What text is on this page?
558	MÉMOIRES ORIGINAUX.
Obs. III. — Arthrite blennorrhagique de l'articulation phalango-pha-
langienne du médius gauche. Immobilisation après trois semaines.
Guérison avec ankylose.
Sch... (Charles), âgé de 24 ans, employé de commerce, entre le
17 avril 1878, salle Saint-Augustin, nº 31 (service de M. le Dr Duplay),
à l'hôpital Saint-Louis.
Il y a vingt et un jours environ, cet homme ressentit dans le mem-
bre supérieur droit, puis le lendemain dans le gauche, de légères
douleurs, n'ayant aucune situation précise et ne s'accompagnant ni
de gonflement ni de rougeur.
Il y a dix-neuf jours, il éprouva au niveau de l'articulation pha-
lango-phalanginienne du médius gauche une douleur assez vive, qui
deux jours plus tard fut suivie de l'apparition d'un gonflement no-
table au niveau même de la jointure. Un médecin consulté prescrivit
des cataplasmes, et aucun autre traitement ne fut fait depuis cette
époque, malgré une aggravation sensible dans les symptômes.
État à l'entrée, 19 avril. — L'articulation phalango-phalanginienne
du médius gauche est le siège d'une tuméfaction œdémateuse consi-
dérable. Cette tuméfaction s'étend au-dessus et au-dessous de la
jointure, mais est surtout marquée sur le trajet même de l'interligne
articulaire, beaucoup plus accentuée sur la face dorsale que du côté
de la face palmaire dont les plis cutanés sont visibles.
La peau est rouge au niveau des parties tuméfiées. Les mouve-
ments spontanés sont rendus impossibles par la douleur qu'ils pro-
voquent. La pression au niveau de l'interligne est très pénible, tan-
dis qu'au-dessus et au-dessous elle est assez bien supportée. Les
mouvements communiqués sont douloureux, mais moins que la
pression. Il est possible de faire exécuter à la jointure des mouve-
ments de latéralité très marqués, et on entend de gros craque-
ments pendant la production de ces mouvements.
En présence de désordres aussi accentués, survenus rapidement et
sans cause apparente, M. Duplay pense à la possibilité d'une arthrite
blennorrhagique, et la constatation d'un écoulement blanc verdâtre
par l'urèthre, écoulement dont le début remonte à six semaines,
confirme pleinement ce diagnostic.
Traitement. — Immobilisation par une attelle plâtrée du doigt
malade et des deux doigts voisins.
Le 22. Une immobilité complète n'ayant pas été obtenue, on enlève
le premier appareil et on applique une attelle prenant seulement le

+++

## Written problem
In the records, locate each line holding the string "blennorrhagique" and copy it.

## Output below
Obs. III. — Arthrite blennorrhagique de l'articulation phalango-pha-
blennorrhagique, et la constatation d'un écoulement blanc verdâtre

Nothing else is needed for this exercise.